> **DIRECTION**
Below is a listing; reproduce each line of it exactly.

::: INFORMATION PROVIDED :::

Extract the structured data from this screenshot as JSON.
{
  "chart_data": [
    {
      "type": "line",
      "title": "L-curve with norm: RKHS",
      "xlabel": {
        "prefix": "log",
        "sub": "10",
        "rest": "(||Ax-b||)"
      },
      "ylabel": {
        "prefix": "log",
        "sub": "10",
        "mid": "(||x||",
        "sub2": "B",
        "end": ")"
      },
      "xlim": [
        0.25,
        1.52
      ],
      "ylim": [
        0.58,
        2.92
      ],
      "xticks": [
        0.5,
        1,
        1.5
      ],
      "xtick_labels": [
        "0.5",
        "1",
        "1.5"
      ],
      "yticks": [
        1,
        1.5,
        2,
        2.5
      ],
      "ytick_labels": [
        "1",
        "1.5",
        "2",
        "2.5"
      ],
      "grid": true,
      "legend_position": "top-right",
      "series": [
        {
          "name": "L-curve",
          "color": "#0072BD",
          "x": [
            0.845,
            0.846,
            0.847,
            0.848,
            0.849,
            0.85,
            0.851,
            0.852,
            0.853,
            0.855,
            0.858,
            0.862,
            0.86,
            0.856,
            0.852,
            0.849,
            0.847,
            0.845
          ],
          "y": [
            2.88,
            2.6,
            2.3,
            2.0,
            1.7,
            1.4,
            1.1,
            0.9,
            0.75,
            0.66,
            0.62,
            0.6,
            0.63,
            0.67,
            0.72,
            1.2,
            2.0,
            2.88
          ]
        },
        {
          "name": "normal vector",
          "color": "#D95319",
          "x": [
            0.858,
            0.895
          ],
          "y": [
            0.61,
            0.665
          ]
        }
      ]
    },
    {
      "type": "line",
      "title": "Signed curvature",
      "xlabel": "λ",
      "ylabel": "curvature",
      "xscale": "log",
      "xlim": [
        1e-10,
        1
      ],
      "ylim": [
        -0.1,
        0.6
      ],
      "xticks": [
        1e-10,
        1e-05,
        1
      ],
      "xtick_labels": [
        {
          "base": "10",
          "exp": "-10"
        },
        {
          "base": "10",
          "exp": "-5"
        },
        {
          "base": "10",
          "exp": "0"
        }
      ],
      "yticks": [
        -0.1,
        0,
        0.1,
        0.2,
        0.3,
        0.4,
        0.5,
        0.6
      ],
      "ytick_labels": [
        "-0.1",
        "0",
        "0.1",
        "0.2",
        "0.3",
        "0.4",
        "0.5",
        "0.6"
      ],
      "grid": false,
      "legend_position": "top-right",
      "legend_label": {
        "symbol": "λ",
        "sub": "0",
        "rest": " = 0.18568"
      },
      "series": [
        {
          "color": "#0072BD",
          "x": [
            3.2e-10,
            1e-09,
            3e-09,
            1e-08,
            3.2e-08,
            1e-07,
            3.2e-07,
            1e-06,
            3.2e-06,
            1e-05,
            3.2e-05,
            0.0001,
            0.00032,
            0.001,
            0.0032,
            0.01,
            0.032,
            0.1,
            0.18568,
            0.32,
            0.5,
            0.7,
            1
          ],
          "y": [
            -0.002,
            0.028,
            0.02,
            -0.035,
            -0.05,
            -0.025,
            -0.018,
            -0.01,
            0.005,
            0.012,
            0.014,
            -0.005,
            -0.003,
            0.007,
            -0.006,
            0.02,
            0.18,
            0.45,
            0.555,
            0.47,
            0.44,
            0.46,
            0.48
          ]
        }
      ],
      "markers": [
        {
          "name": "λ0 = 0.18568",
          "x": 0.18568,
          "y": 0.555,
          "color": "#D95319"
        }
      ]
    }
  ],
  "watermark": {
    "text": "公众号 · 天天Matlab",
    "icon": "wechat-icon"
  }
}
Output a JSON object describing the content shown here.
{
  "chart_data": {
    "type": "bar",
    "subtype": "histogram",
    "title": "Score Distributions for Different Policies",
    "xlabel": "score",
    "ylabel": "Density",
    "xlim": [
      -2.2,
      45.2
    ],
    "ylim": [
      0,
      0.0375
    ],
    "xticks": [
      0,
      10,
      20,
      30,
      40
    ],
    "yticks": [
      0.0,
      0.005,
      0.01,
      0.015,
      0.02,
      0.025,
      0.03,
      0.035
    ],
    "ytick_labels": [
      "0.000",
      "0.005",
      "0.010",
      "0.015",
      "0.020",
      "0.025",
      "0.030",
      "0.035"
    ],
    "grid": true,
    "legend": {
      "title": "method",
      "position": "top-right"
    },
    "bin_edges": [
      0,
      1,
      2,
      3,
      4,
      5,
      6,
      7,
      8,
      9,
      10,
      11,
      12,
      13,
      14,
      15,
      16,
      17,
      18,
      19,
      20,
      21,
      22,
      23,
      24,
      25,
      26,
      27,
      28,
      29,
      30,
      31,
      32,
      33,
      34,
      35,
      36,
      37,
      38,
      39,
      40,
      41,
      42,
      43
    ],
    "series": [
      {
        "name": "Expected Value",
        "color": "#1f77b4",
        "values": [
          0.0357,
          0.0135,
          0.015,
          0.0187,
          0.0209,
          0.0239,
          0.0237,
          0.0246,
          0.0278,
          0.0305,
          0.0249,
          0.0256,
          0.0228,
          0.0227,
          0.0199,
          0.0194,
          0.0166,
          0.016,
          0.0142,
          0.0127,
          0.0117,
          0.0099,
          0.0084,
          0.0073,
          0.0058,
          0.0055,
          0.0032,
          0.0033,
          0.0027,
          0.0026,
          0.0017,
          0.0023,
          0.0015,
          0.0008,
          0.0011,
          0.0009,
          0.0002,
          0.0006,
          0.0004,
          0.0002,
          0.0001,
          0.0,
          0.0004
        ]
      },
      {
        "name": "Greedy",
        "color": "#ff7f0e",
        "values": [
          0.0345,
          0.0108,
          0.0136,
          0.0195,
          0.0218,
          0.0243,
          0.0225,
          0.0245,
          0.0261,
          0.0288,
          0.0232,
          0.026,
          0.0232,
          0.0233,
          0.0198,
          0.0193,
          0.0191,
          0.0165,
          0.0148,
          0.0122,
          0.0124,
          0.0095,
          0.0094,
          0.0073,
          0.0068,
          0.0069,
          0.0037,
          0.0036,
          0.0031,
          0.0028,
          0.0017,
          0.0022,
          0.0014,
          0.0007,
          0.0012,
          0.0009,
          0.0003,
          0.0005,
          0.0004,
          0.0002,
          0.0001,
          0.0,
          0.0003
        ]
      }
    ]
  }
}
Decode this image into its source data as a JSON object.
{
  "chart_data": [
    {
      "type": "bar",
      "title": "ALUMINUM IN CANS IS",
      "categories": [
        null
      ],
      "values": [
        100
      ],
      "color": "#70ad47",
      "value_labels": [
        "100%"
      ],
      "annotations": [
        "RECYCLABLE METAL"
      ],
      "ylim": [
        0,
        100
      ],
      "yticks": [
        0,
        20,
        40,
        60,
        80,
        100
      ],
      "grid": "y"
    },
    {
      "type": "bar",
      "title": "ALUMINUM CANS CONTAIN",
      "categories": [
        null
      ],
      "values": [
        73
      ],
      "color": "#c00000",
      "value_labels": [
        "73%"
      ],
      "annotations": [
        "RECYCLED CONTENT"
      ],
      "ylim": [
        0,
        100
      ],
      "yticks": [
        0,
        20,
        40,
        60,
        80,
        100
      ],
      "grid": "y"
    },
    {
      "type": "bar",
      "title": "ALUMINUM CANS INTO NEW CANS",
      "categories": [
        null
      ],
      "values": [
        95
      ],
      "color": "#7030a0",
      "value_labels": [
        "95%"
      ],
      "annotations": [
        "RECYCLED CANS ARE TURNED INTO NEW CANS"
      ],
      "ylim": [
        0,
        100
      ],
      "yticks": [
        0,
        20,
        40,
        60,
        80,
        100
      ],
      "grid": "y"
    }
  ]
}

:::

> **ANSWER TO THE PROBLEM**
Extract the structured data from this screenshot as JSON.
{
  "chart_data": [
    {
      "type": "line",
      "title": "L-curve with norm: RKHS",
      "xlabel": {
        "prefix": "log",
        "sub": "10",
        "rest": "(||Ax-b||)"
      },
      "ylabel": {
        "prefix": "log",
        "sub": "10",
        "mid": "(||x||",
        "sub2": "B",
        "end": ")"
      },
      "xlim": [
        0.25,
        1.52
      ],
      "ylim": [
        0.58,
        2.92
      ],
      "xticks": [
        0.5,
        1,
        1.5
      ],
      "xtick_labels": [
        "0.5",
        "1",
        "1.5"
      ],
      "yticks": [
        1,
        1.5,
        2,
        2.5
      ],
      "ytick_labels": [
        "1",
        "1.5",
        "2",
        "2.5"
      ],
      "grid": true,
      "legend_position": "top-right",
      "series": [
        {
          "name": "L-curve",
          "color": "#0072BD",
          "x": [
            0.845,
            0.846,
            0.847,
            0.848,
            0.849,
            0.85,
            0.851,
            0.852,
            0.853,
            0.855,
            0.858,
            0.862,
            0.86,
            0.856,
            0.852,
            0.849,
            0.847,
            0.845
          ],
          "y": [
            2.88,
            2.6,
            2.3,
            2.0,
            1.7,
            1.4,
            1.1,
            0.9,
            0.75,
            0.66,
            0.62,
            0.6,
            0.63,
            0.67,
            0.72,
            1.2,
            2.0,
            2.88
          ]
        },
        {
          "name": "normal vector",
          "color": "#D95319",
          "x": [
            0.858,
            0.895
          ],
          "y": [
            0.61,
            0.665
          ]
        }
      ]
    },
    {
      "type": "line",
      "title": "Signed curvature",
      "xlabel": "λ",
      "ylabel": "curvature",
      "xscale": "log",
      "xlim": [
        1e-10,
        1
      ],
      "ylim": [
        -0.1,
        0.6
      ],
      "xticks": [
        1e-10,
        1e-05,
        1
      ],
      "xtick_labels": [
        {
          "base": "10",
          "exp": "-10"
        },
        {
          "base": "10",
          "exp": "-5"
        },
        {
          "base": "10",
          "exp": "0"
        }
      ],
      "yticks": [
        -0.1,
        0,
        0.1,
        0.2,
        0.3,
        0.4,
        0.5,
        0.6
      ],
      "ytick_labels": [
        "-0.1",
        "0",
        "0.1",
        "0.2",
        "0.3",
        "0.4",
        "0.5",
        "0.6"
      ],
      "grid": false,
      "legend_position": "top-right",
      "legend_label": {
        "symbol": "λ",
        "sub": "0",
        "rest": " = 0.18568"
      },
      "series": [
        {
          "color": "#0072BD",
          "x": [
            3.2e-10,
            1e-09,
            3e-09,
            1e-08,
            3.2e-08,
            1e-07,
            3.2e-07,
            1e-06,
            3.2e-06,
            1e-05,
            3.2e-05,
            0.0001,
            0.00032,
            0.001,
            0.0032,
            0.01,
            0.032,
            0.1,
            0.18568,
            0.32,
            0.5,
            0.7,
            1
          ],
          "y": [
            -0.002,
            0.028,
            0.02,
            -0.035,
            -0.05,
            -0.025,
            -0.018,
            -0.01,
            0.005,
            0.012,
            0.014,
            -0.005,
            -0.003,
            0.007,
            -0.006,
            0.02,
            0.18,
            0.45,
            0.555,
            0.47,
            0.44,
            0.46,
            0.48
          ]
        }
      ],
      "markers": [
        {
          "name": "λ0 = 0.18568",
          "x": 0.18568,
          "y": 0.555,
          "color": "#D95319"
        }
      ]
    }
  ],
  "watermark": {
    "text": "公众号 · 天天Matlab",
    "icon": "wechat-icon"
  }
}
Output a JSON object describing the content shown here.
{
  "chart_data": {
    "type": "bar",
    "subtype": "histogram",
    "title": "Score Distributions for Different Policies",
    "xlabel": "score",
    "ylabel": "Density",
    "xlim": [
      -2.2,
      45.2
    ],
    "ylim": [
      0,
      0.0375
    ],
    "xticks": [
      0,
      10,
      20,
      30,
      40
    ],
    "yticks": [
      0.0,
      0.005,
      0.01,
      0.015,
      0.02,
      0.025,
      0.03,
      0.035
    ],
    "ytick_labels": [
      "0.000",
      "0.005",
      "0.010",
      "0.015",
      "0.020",
      "0.025",
      "0.030",
      "0.035"
    ],
    "grid": true,
    "legend": {
      "title": "method",
      "position": "top-right"
    },
    "bin_edges": [
      0,
      1,
      2,
      3,
      4,
      5,
      6,
      7,
      8,
      9,
      10,
      11,
      12,
      13,
      14,
      15,
      16,
      17,
      18,
      19,
      20,
      21,
      22,
      23,
      24,
      25,
      26,
      27,
      28,
      29,
      30,
      31,
      32,
      33,
      34,
      35,
      36,
      37,
      38,
      39,
      40,
      41,
      42,
      43
    ],
    "series": [
      {
        "name": "Expected Value",
        "color": "#1f77b4",
        "values": [
          0.0357,
          0.0135,
          0.015,
          0.0187,
          0.0209,
          0.0239,
          0.0237,
          0.0246,
          0.0278,
          0.0305,
          0.0249,
          0.0256,
          0.0228,
          0.0227,
          0.0199,
          0.0194,
          0.0166,
          0.016,
          0.0142,
          0.0127,
          0.0117,
          0.0099,
          0.0084,
          0.0073,
          0.0058,
          0.0055,
          0.0032,
          0.0033,
          0.0027,
          0.0026,
          0.0017,
          0.0023,
          0.0015,
          0.0008,
          0.0011,
          0.0009,
          0.0002,
          0.0006,
          0.0004,
          0.0002,
          0.0001,
          0.0,
          0.0004
        ]
      },
      {
        "name": "Greedy",
        "color": "#ff7f0e",
        "values": [
          0.0345,
          0.0108,
          0.0136,
          0.0195,
          0.0218,
          0.0243,
          0.0225,
          0.0245,
          0.0261,
          0.0288,
          0.0232,
          0.026,
          0.0232,
          0.0233,
          0.0198,
          0.0193,
          0.0191,
          0.0165,
          0.0148,
          0.0122,
          0.0124,
          0.0095,
          0.0094,
          0.0073,
          0.0068,
          0.0069,
          0.0037,
          0.0036,
          0.0031,
          0.0028,
          0.0017,
          0.0022,
          0.0014,
          0.0007,
          0.0012,
          0.0009,
          0.0003,
          0.0005,
          0.0004,
          0.0002,
          0.0001,
          0.0,
          0.0003
        ]
      }
    ]
  }
}
Decode this image into its source data as a JSON object.
{
  "chart_data": [
    {
      "type": "bar",
      "title": "ALUMINUM IN CANS IS",
      "categories": [
        null
      ],
      "values": [
        100
      ],
      "color": "#70ad47",
      "value_labels": [
        "100%"
      ],
      "annotations": [
        "RECYCLABLE METAL"
      ],
      "ylim": [
        0,
        100
      ],
      "yticks": [
        0,
        20,
        40,
        60,
        80,
        100
      ],
      "grid": "y"
    },
    {
      "type": "bar",
      "title": "ALUMINUM CANS CONTAIN",
      "categories": [
        null
      ],
      "values": [
        73
      ],
      "color": "#c00000",
      "value_labels": [
        "73%"
      ],
      "annotations": [
        "RECYCLED CONTENT"
      ],
      "ylim": [
        0,
        100
      ],
      "yticks": [
        0,
        20,
        40,
        60,
        80,
        100
      ],
      "grid": "y"
    },
    {
      "type": "bar",
      "title": "ALUMINUM CANS INTO NEW CANS",
      "categories": [
        null
      ],
      "values": [
        95
      ],
      "color": "#7030a0",
      "value_labels": [
        "95%"
      ],
      "annotations": [
        "RECYCLED CANS ARE TURNED INTO NEW CANS"
      ],
      "ylim": [
        0,
        100
      ],
      "yticks": [
        0,
        20,
        40,
        60,
        80,
        100
      ],
      "grid": "y"
    }
  ]
}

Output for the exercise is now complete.